[Start of Material shown]

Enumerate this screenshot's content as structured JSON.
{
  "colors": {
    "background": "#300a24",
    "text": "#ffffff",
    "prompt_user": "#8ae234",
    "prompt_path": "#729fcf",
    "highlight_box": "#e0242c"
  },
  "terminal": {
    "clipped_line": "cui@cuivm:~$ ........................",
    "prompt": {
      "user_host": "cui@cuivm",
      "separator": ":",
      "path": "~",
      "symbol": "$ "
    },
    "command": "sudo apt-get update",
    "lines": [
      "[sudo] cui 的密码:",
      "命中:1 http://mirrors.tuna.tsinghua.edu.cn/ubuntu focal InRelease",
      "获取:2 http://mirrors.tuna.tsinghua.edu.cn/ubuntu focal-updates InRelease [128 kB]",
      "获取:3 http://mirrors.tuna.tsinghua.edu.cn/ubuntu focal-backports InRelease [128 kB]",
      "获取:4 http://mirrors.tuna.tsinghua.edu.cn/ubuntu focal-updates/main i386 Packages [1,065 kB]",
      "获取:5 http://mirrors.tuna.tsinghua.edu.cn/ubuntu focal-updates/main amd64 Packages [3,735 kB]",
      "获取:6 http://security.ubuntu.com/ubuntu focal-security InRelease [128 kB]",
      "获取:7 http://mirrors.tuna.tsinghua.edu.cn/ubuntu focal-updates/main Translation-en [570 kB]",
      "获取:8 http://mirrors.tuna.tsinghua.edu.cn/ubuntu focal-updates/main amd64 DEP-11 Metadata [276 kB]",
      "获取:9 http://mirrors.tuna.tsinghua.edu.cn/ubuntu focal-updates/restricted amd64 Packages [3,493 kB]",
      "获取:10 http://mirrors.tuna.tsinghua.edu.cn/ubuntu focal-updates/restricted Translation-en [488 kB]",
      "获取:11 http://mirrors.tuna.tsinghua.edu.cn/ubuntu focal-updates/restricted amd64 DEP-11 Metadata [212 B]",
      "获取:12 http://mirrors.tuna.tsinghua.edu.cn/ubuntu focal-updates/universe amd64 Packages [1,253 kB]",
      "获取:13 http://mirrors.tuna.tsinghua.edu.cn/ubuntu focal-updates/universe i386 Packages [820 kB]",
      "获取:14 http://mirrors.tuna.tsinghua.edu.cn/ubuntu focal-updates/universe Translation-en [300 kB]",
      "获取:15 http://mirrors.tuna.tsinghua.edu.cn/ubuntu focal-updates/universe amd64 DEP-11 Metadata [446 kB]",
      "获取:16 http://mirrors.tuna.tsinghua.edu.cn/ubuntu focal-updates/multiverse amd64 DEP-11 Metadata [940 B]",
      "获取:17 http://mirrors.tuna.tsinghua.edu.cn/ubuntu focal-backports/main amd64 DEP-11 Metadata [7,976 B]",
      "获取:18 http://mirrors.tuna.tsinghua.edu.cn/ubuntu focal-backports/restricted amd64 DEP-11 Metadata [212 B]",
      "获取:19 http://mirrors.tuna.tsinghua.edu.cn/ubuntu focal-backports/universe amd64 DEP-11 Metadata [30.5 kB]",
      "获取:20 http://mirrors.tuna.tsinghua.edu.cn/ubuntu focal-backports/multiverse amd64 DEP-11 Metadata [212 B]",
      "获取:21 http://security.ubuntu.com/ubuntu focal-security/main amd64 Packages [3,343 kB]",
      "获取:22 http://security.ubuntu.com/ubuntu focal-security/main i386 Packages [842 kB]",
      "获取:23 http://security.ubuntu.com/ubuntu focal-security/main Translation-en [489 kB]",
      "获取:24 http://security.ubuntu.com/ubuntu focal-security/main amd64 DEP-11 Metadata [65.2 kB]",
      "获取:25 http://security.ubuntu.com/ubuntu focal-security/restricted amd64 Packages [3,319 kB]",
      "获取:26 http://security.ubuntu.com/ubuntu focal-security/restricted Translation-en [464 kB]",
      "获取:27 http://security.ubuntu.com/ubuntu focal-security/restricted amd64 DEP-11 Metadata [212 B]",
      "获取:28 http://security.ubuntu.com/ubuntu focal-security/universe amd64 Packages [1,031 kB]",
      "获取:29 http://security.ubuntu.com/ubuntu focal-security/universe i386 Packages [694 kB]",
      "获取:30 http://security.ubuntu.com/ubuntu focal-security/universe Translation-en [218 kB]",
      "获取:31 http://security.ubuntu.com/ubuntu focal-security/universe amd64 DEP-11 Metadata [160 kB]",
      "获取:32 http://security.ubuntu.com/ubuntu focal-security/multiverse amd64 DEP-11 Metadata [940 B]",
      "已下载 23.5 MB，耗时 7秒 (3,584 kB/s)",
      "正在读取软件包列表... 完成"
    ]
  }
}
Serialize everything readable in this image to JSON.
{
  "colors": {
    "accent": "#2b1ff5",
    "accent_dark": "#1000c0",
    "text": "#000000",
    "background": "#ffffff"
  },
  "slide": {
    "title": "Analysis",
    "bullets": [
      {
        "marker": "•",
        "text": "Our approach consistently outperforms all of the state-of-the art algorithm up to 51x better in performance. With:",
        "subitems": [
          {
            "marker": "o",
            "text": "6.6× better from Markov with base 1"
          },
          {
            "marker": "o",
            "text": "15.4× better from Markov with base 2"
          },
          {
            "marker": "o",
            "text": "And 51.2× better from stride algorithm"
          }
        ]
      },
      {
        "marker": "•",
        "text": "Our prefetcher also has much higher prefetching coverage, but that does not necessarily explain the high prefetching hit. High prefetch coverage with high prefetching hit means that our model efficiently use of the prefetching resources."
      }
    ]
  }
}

[End of Material shown]

*Exercise task*: Using the data above, copy each line that contains "base".

*Result below*:
            "text": "6.6× better from Markov with base 1"
            "text": "15.4× better from Markov with base 2"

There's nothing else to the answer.